▶ [Tarea]:
Di si cada afirmación concuerda con el texto de la página. Responde sí o no y cita las palabras exactas del texto que lo deciden.
1. La novela sitúa a sus personajes en un paraje desértico.
2. Yala deja morir a unos gazapos.
3. Vera dice que las prisioneras son niñas.

▶ [Texto de la página]:
De lo que tu naturaleza daba de sí. Entendió, porque lo había compartido, el
miedo sordo y el odio que le inspiraba su cuerpo. Había florecido en su
interior toda su vida, lo había purgado, pero volvía a crecer imparable todos
los meses: ese vicio oscuro y la conciencia de que era carne, de que había
nacido para fabricar carne.”
En un paraje desértico, en un complejo similar al de demasiados campos
de concentración tristemente populares, jugando con imágenes colectivas de gran
calado e impacto, Charlotte Wood pone a sus personajes en una situación que (ya
ven lo libre y personal que es esto de las asociaciones) a uno le recordó tanto
a Esperando a Godot (¿Llegará alguien
alguna vez?) como a El fulgor y la sangre
(sobre todo por el escenario y aquellos capítulos en que las mujeres revisan su
pasado buscando respuestas -aunque las de Aldecoa lo que más anhelan es que no
sea el cadáver de su marido el que los demás traen de regreso-), las pone
continuamente al límite de la resistencia física y moral, las obliga a
convivir/compartir, saca lo peor de la (llamada) condición humana, por eso resonaron
y retumbaron los muchos ecos que me dejó la lectura adolescente de El señor de las moscas, aquella parábola
tan dolorosa y (no lo evitemos una vez más) salvajemente verosímil, la
inocencia se pierde con suma facilidad, no digamos la bondad, el compañerismo,
el altruismo, cuando se trata de sobrevivir, cuando se considera a los demás
como enemigos, cuando no hay comida para todos, cuando las necesidades mínimas
no están cubiertas y la situación mejora (o así lo parece) cuando hay menos
para repartir (pero no hay que desesperar, no todo está perdido si alguien, una
mujer llamada Yala, es capaz de sobreponerse a la brutalidad cazadora que la
posee para salvar la vida de unos gazapos). Y, como ya hiciese Aldecoa, como es
privilegio de muy pocos, Wood es capaz de resultar claustrofóbica en un espacio
abierto, constriñe y restringe a sus personajes, pueden salir al aire libre
pero la tortura es aún mayor porque la vía de escape parece al alcance de la
mano sin que sea posible tomarla, se diría que con cierta maña y/o pericia se
podría esquivar el obstáculo que separa el recinto carcelario de la naturaleza
sin barreras, pero esa aparente facilidad para escapar es tal vez la mayor de
las torturas que se inflige a las prisioneras, esas que, así se fustiga una de
ellas, Vera, “no son niñas, (…) no son
chicas, sino mujeres adultas, en el mundo, en Australia. En alguna parte en
este mismo país hay ciudades e internet y gobiernos y familias y centros
comerciales y universidades y aeropuertos y oficinas, todos ocupados en sus
asuntos, operando con normalidad.” Y ese mundo que, como diría el tango,
sigue andando, impasible, sin preguntarse por ellas, sin buscarlas, sin encontrarlas,
sin intervenir, es el elemento más desolador (y factible) de esta tremenda y
menos fantasiosa de lo que nos gustaría novela.

▶ [Datos proporcionados]:
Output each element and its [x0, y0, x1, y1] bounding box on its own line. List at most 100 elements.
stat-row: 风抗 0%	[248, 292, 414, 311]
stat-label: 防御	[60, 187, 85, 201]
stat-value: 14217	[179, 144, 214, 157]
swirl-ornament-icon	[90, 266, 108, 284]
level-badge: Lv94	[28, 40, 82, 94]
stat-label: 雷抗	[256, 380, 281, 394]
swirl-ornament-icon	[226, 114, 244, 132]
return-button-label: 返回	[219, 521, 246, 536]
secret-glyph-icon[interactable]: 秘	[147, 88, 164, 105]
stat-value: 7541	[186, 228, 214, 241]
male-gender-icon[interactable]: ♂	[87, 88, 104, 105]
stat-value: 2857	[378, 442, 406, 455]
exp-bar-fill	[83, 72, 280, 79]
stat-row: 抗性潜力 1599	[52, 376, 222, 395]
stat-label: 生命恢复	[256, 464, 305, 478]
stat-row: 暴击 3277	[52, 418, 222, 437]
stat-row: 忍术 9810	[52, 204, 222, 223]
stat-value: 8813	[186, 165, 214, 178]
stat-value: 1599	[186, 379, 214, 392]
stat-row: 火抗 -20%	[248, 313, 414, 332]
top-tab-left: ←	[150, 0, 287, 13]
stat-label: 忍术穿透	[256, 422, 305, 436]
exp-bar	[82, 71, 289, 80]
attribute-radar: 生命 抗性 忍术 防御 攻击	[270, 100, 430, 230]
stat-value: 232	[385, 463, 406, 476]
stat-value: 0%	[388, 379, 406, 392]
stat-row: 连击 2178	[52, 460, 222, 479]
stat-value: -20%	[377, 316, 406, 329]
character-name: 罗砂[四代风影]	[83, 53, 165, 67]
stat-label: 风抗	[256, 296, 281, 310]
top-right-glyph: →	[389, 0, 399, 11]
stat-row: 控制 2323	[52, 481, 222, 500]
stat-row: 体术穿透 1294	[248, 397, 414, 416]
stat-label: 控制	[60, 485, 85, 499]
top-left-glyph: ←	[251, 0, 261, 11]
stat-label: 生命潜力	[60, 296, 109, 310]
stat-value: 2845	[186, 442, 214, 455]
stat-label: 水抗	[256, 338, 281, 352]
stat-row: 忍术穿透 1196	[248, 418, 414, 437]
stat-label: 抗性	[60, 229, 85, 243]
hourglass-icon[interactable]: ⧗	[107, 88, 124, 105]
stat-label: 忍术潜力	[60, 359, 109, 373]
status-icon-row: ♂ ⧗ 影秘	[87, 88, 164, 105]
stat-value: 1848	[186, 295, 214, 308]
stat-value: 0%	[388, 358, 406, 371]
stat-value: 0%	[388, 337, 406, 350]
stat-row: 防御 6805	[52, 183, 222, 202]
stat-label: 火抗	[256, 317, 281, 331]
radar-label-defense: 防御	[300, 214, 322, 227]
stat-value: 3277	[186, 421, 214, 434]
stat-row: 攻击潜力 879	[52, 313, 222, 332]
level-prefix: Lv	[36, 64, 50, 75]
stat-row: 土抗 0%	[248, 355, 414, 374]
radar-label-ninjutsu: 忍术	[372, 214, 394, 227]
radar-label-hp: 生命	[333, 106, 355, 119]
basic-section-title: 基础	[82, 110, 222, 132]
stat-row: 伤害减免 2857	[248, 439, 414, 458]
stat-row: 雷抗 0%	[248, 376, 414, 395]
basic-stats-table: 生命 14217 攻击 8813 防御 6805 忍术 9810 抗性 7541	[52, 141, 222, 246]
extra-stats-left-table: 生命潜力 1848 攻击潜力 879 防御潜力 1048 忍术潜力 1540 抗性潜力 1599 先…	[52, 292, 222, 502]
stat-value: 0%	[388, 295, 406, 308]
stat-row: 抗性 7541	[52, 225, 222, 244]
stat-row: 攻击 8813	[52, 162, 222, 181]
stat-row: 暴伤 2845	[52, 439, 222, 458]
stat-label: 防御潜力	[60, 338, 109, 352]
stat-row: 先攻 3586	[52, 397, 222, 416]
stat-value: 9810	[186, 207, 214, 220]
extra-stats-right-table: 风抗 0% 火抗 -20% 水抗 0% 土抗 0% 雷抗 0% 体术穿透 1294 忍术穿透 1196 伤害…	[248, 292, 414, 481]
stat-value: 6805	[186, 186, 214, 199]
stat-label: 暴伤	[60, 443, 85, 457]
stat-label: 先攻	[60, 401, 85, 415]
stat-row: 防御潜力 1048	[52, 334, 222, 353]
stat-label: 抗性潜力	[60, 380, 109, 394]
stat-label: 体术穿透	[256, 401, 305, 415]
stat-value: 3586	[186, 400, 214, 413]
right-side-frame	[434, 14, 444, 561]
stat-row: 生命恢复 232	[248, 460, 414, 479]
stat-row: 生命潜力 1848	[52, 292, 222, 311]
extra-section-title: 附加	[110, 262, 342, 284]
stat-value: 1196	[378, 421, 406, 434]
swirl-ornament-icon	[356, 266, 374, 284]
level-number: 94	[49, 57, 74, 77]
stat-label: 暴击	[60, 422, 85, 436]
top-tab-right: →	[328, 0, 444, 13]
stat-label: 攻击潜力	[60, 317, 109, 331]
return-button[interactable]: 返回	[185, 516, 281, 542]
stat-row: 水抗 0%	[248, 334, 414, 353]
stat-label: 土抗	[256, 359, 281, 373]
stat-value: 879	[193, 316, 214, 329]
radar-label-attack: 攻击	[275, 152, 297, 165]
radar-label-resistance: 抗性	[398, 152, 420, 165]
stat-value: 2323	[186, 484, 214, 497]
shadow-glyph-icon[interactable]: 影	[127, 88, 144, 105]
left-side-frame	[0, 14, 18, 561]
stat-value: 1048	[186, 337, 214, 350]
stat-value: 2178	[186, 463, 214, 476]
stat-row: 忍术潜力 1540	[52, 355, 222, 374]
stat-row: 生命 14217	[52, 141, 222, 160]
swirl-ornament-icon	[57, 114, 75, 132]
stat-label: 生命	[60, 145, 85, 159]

▶ [Ejercicio resuelto]:
1. Sí: «En un paraje desértico»
2. No: «es capaz de sobreponerse a la brutalidad cazadora que la posee para salvar la vida de unos gazapos»
3. No: «no son niñas, (…) no son chicas, sino mujeres adultas»